> Exercise
Repeat the listing below in full, exactly as it stands.

> Supplied data

[start]

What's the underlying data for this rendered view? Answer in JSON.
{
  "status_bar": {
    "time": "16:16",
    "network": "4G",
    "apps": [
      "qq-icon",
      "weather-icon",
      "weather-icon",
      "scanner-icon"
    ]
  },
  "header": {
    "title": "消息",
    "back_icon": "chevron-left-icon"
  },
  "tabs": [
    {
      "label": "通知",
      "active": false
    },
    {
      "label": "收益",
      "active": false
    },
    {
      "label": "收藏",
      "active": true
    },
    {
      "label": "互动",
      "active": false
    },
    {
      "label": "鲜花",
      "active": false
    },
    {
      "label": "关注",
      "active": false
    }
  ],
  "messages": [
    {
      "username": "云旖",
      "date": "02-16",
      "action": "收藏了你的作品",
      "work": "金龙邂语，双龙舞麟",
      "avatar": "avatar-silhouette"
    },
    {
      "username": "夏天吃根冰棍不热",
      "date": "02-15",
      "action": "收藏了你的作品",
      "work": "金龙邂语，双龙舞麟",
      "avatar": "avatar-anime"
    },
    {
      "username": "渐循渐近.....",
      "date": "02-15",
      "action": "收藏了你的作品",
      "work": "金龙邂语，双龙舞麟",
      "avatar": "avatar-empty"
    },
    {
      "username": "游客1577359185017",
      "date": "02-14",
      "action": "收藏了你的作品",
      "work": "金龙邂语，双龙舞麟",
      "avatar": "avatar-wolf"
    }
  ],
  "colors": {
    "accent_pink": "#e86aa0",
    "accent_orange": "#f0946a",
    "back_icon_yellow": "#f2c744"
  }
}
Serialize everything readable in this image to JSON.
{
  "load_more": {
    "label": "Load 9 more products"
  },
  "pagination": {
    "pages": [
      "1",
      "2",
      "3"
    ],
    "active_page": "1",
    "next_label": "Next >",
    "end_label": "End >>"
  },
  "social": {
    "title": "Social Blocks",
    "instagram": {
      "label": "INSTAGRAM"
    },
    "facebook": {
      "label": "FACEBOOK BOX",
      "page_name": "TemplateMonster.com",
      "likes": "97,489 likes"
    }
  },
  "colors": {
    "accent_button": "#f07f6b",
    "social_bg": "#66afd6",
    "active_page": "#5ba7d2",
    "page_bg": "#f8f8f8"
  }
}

[end]

> Worked answer
What's the underlying data for this rendered view? Answer in JSON.
{
  "status_bar": {
    "time": "16:16",
    "network": "4G",
    "apps": [
      "qq-icon",
      "weather-icon",
      "weather-icon",
      "scanner-icon"
    ]
  },
  "header": {
    "title": "消息",
    "back_icon": "chevron-left-icon"
  },
  "tabs": [
    {
      "label": "通知",
      "active": false
    },
    {
      "label": "收益",
      "active": false
    },
    {
      "label": "收藏",
      "active": true
    },
    {
      "label": "互动",
      "active": false
    },
    {
      "label": "鲜花",
      "active": false
    },
    {
      "label": "关注",
      "active": false
    }
  ],
  "messages": [
    {
      "username": "云旖",
      "date": "02-16",
      "action": "收藏了你的作品",
      "work": "金龙邂语，双龙舞麟",
      "avatar": "avatar-silhouette"
    },
    {
      "username": "夏天吃根冰棍不热",
      "date": "02-15",
      "action": "收藏了你的作品",
      "work": "金龙邂语，双龙舞麟",
      "avatar": "avatar-anime"
    },
    {
      "username": "渐循渐近.....",
      "date": "02-15",
      "action": "收藏了你的作品",
      "work": "金龙邂语，双龙舞麟",
      "avatar": "avatar-empty"
    },
    {
      "username": "游客1577359185017",
      "date": "02-14",
      "action": "收藏了你的作品",
      "work": "金龙邂语，双龙舞麟",
      "avatar": "avatar-wolf"
    }
  ],
  "colors": {
    "accent_pink": "#e86aa0",
    "accent_orange": "#f0946a",
    "back_icon_yellow": "#f2c744"
  }
}
Serialize everything readable in this image to JSON.
{
  "load_more": {
    "label": "Load 9 more products"
  },
  "pagination": {
    "pages": [
      "1",
      "2",
      "3"
    ],
    "active_page": "1",
    "next_label": "Next >",
    "end_label": "End >>"
  },
  "social": {
    "title": "Social Blocks",
    "instagram": {
      "label": "INSTAGRAM"
    },
    "facebook": {
      "label": "FACEBOOK BOX",
      "page_name": "TemplateMonster.com",
      "likes": "97,489 likes"
    }
  },
  "colors": {
    "accent_button": "#f07f6b",
    "social_bg": "#66afd6",
    "active_page": "#5ba7d2",
    "page_bg": "#f8f8f8"
  }
}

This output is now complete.